§ **Stated exercise**: Search the records for the word "Rate" and report each line that has it.

[Dataset records on visual material]
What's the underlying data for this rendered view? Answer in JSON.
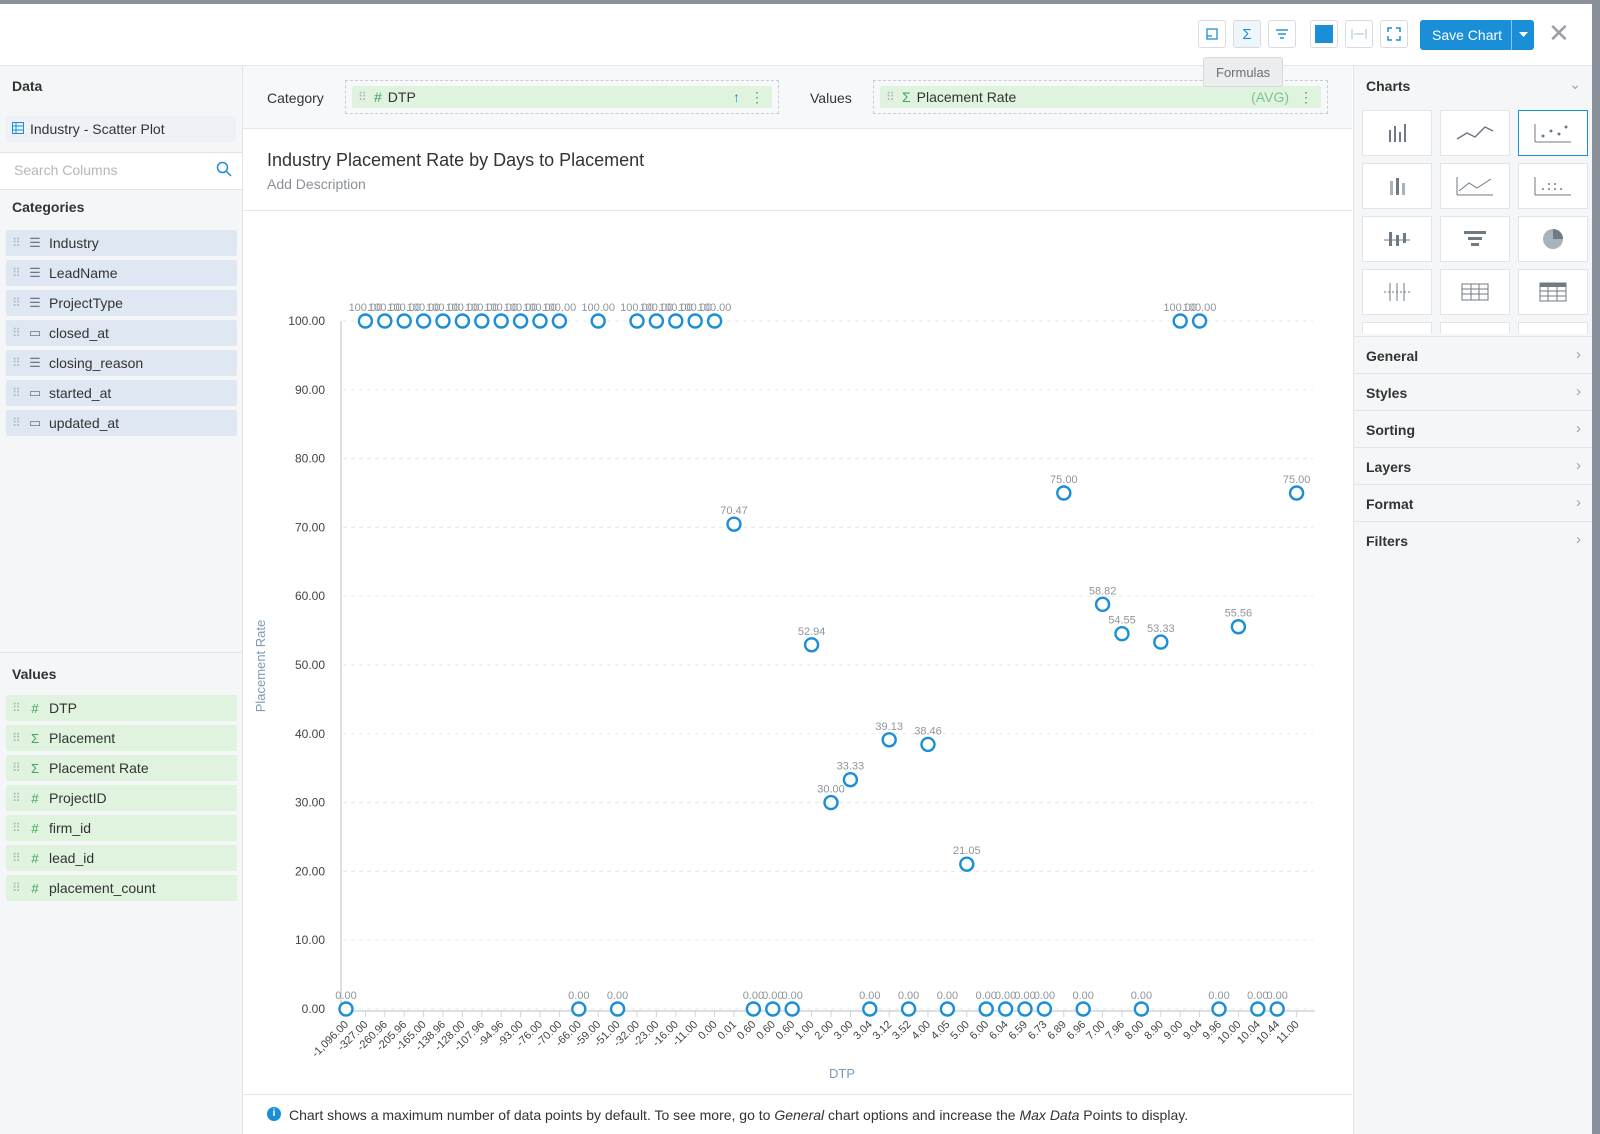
{
  "toolbar": {
    "save_label": "Save Chart",
    "tooltip": "Formulas",
    "icons": [
      "layout-icon",
      "sigma-icon",
      "filter-icon",
      "color-swatch-icon",
      "fit-width-icon",
      "fullscreen-icon"
    ]
  },
  "left_panel": {
    "data_title": "Data",
    "dataset_name": "Industry - Scatter Plot",
    "search_placeholder": "Search Columns",
    "categories_title": "Categories",
    "categories": [
      {
        "label": "Industry",
        "icon": "text-icon"
      },
      {
        "label": "LeadName",
        "icon": "text-icon"
      },
      {
        "label": "ProjectType",
        "icon": "text-icon"
      },
      {
        "label": "closed_at",
        "icon": "calendar-icon"
      },
      {
        "label": "closing_reason",
        "icon": "text-icon"
      },
      {
        "label": "started_at",
        "icon": "calendar-icon"
      },
      {
        "label": "updated_at",
        "icon": "calendar-icon"
      }
    ],
    "values_title": "Values",
    "values": [
      {
        "label": "DTP",
        "icon": "#"
      },
      {
        "label": "Placement",
        "icon": "Σ"
      },
      {
        "label": "Placement Rate",
        "icon": "Σ"
      },
      {
        "label": "ProjectID",
        "icon": "#"
      },
      {
        "label": "firm_id",
        "icon": "#"
      },
      {
        "label": "lead_id",
        "icon": "#"
      },
      {
        "label": "placement_count",
        "icon": "#"
      }
    ]
  },
  "dropbar": {
    "category_label": "Category",
    "category_field": "DTP",
    "values_label": "Values",
    "values_field": "Placement Rate",
    "values_agg": "(AVG)"
  },
  "chart_header": {
    "title": "Industry Placement Rate by Days to Placement",
    "description": "Add Description"
  },
  "chart_data": {
    "type": "scatter",
    "xlabel": "DTP",
    "ylabel": "Placement Rate",
    "ylim": [
      0,
      100
    ],
    "y_ticks": [
      "100.00",
      "90.00",
      "80.00",
      "70.00",
      "60.00",
      "50.00",
      "40.00",
      "30.00",
      "20.00",
      "10.00",
      "0.00"
    ],
    "grid": true,
    "categories": [
      "-1,096.00",
      "-327.00",
      "-260.96",
      "-205.96",
      "-165.00",
      "-138.96",
      "-128.00",
      "-107.96",
      "-94.96",
      "-93.00",
      "-76.00",
      "-70.00",
      "-66.00",
      "-59.00",
      "-51.00",
      "-32.00",
      "-23.00",
      "-16.00",
      "-11.00",
      "0.00",
      "0.01",
      "0.60",
      "0.60",
      "0.60",
      "1.00",
      "2.00",
      "3.00",
      "3.04",
      "3.12",
      "3.52",
      "4.00",
      "4.05",
      "5.00",
      "6.00",
      "6.04",
      "6.59",
      "6.73",
      "6.89",
      "6.96",
      "7.00",
      "7.96",
      "8.00",
      "8.90",
      "9.00",
      "9.04",
      "9.96",
      "10.00",
      "10.04",
      "10.44",
      "11.00"
    ],
    "values": [
      0,
      100,
      100,
      100,
      100,
      100,
      100,
      100,
      100,
      100,
      100,
      100,
      0,
      100,
      0,
      100,
      100,
      100,
      100,
      100,
      70.47,
      0,
      0,
      0,
      52.94,
      30.0,
      33.33,
      0,
      39.13,
      0,
      38.46,
      0,
      21.05,
      0,
      0,
      0,
      0,
      75.0,
      0,
      58.82,
      54.55,
      0,
      53.33,
      100,
      100,
      0,
      55.56,
      0,
      0,
      75.0
    ],
    "labels": [
      "0.00",
      "100.00",
      "100.00",
      "100.00",
      "100.00",
      "100.00",
      "100.00",
      "100.00",
      "100.00",
      "100.00",
      "100.00",
      "100.00",
      "0.00",
      "100.00",
      "0.00",
      "100.00",
      "100.00",
      "100.00",
      "100.00",
      "100.00",
      "70.47",
      "0.00",
      "0.00",
      "0.00",
      "52.94",
      "30.00",
      "33.33",
      "0.00",
      "39.13",
      "0.00",
      "38.46",
      "0.00",
      "21.05",
      "0.00",
      "0.00",
      "0.00",
      "0.00",
      "75.00",
      "0.00",
      "58.82",
      "54.55",
      "0.00",
      "53.33",
      "100.00",
      "100.00",
      "0.00",
      "55.56",
      "0.00",
      "0.00",
      "75.00"
    ],
    "marker_color": "#1a8fd8"
  },
  "footer": {
    "info_icon": "i",
    "msg_1": "Chart shows a maximum number of data points by default. To see more, go to ",
    "msg_em1": "General",
    "msg_2": " chart options and increase the ",
    "msg_em2": "Max Data",
    "msg_3": " Points to display."
  },
  "right_panel": {
    "charts_title": "Charts",
    "chart_types": [
      "bar-chart-icon",
      "line-chart-icon",
      "scatter-chart-icon",
      "stacked-bar-icon",
      "area-chart-icon",
      "dot-matrix-icon",
      "box-plot-icon",
      "funnel-icon",
      "pie-chart-icon",
      "error-bar-icon",
      "table-icon",
      "pivot-table-icon"
    ],
    "sections": [
      "General",
      "Styles",
      "Sorting",
      "Layers",
      "Format",
      "Filters"
    ]
  }
}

§ **In response**:
        "label": "Placement Rate",
    "values_field": "Placement Rate",
    "title": "Industry Placement Rate by Days to Placement",
    "ylabel": "Placement Rate",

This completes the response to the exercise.